Qualidade de vida e sofrimento psíquico em mulheres com Lúpus Eritematoso Sistêmico
Palavras-chave:
Lúpus eritematoso sistêmico, Qualidade de vida, Sofrimento psíquicoResumo
O seguinte estudo objetiva analisar os impactos do Lúpus Eritematoso Sistêmico (LES) sobre a qualidade de vida de mulheres e suas implicações sobre os aspectos psíquicos do grupo. Consiste em uma revisão integrativa de publicações indexadas na Biblioteca Virtual em Saúde (BVS), a qual compila as plataformas do Medical Literature Analysis and Retrieval System Online (MEDLINE) e Literatura LatinoAmericana e do Caribe em Ciências da Saúde (LILACS). Pré-selecionam-se estudos datados entre os anos de 2011 a 2019, a partir dos Descritores Controlados em Ciências da Saúde (DeCS) “lúpus eritematosos sistêmicos” e “qualidade de vida”, identificando-se 17 artigos para análise. Destes, 12 constituíram a amostragem. Constatou-se que o LES, uma patologia de acometimento multissistêmico, afeta determinantemente a saúde psíquica e a qualidade de vida das mulheres portadoras, de modo que as manifestações neuropsíquicas como fadiga, estresse, depressão e cefaleias intensas são as que mais acarretam sentimentos de incapacidade com relação ao trabalho ou as atividades cotidianas do lar. O quadro é agravado pelas manifestações físicas, tais como as cutâneas, articulares, musculares, entre outras, que interferem direta e indiretamente na autoestima das pacientes. Portanto é imprescindível a abordagem multidisciplinar das pacientes, agregando um bom acompanhamento médico, intervenções farmacológicas adequadas e psicoterapia, para modificar a percepção dessas mulheres com relação à sua enfermidade, ajudando em seu enfrentamento, reduzindo o sofrimento psíquico e melhorando a qualidade de vida.

### Informações extraídas
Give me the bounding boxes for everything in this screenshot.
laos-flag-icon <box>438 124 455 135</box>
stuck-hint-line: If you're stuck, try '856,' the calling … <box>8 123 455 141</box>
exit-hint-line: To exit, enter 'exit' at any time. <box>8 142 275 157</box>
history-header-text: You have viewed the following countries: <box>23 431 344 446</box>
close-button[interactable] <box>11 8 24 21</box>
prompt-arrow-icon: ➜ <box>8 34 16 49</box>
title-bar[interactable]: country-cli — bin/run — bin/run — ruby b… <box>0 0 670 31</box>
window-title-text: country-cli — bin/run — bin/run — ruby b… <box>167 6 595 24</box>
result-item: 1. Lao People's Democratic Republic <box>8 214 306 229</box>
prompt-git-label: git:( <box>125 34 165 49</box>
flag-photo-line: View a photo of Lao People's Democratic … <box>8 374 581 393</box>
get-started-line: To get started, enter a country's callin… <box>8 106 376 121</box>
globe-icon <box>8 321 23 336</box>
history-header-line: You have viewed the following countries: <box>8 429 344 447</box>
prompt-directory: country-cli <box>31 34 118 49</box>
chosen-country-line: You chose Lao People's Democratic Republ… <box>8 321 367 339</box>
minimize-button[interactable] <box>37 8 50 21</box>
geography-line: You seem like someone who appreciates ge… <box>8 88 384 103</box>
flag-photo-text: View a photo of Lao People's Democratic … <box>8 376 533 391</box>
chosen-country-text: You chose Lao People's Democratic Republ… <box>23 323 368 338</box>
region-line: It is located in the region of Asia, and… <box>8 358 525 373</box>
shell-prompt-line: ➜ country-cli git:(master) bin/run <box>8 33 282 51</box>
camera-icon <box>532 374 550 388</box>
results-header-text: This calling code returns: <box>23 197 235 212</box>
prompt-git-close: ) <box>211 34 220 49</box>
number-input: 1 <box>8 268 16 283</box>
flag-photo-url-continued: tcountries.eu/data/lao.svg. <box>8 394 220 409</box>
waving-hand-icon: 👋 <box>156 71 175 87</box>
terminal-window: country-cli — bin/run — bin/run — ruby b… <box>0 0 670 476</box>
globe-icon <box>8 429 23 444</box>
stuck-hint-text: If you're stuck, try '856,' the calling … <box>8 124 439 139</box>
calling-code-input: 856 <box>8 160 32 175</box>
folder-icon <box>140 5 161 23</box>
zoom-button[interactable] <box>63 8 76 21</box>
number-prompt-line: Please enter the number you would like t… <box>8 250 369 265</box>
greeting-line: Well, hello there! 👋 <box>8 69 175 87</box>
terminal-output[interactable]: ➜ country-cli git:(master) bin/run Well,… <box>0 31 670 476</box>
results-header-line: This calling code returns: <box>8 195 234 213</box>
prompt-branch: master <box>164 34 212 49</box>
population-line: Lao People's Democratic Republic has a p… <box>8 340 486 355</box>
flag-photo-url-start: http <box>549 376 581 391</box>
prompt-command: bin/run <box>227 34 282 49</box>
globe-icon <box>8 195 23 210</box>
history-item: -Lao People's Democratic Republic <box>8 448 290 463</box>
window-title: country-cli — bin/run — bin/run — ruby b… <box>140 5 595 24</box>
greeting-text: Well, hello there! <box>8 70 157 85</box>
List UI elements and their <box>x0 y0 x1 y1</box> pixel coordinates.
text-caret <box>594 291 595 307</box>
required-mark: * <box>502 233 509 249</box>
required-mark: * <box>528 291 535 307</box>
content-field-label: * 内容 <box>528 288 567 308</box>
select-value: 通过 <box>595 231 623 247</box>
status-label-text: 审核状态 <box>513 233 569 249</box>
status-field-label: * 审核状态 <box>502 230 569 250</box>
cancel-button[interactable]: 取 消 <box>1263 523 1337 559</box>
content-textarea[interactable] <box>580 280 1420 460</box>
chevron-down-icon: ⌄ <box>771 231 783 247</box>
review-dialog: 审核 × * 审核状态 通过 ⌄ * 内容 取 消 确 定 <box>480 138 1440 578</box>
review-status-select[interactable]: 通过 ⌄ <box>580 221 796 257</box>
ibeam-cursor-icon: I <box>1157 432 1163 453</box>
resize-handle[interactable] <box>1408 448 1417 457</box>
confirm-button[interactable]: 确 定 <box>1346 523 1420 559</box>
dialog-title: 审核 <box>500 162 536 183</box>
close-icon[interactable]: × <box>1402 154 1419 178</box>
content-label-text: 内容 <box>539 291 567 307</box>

### Sua tarefa
Segundo o resumo sobre lúpus eritematoso sistêmico, quais manifestações neuropsíquicas mais acarretam sentimentos de incapacidade nas mulheres portadoras? Enumere todas.

### Resposta
- Fadiga
- Estresse
- Depressão
- Cefaleias intensas